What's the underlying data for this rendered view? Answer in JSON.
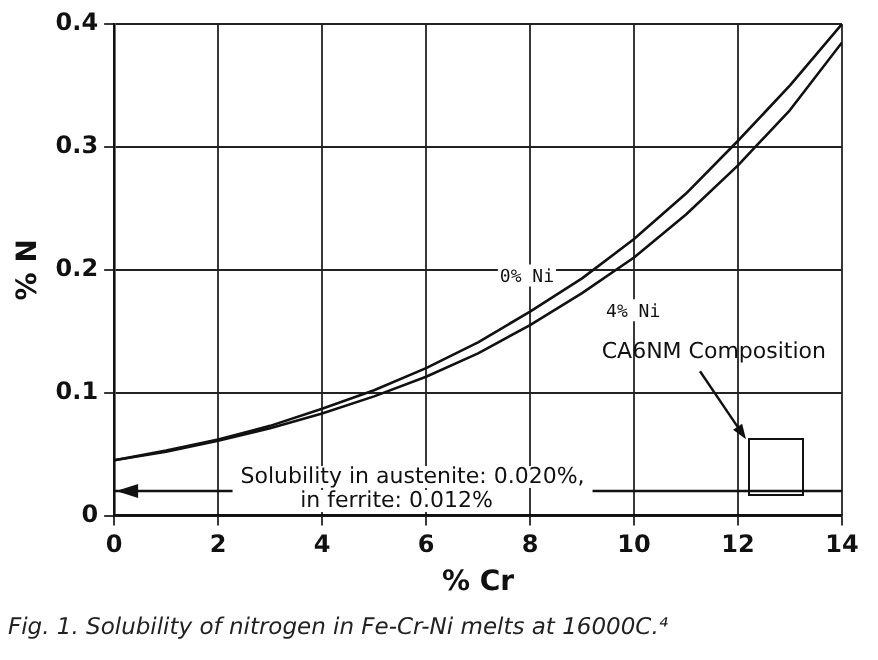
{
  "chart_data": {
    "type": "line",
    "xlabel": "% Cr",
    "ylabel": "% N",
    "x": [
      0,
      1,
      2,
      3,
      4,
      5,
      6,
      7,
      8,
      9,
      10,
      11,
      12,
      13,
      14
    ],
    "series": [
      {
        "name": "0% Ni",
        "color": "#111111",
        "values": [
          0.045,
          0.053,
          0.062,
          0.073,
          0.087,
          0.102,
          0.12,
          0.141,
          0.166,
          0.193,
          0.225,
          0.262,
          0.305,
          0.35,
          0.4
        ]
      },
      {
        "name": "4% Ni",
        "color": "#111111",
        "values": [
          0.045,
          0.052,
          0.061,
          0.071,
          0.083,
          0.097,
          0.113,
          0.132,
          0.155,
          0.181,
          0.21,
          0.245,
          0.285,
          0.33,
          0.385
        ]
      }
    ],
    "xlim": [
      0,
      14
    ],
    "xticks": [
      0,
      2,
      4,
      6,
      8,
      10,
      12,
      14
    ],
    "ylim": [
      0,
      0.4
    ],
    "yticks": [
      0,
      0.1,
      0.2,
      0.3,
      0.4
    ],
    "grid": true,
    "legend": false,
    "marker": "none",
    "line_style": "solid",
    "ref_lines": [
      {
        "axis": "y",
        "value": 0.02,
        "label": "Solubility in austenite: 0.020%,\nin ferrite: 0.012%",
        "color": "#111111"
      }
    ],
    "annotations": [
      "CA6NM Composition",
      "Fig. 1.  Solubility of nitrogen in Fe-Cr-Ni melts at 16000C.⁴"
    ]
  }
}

Aim:
Go through the data and count each line that has the word "Solubility", then give the total alone.

Correct answer:
2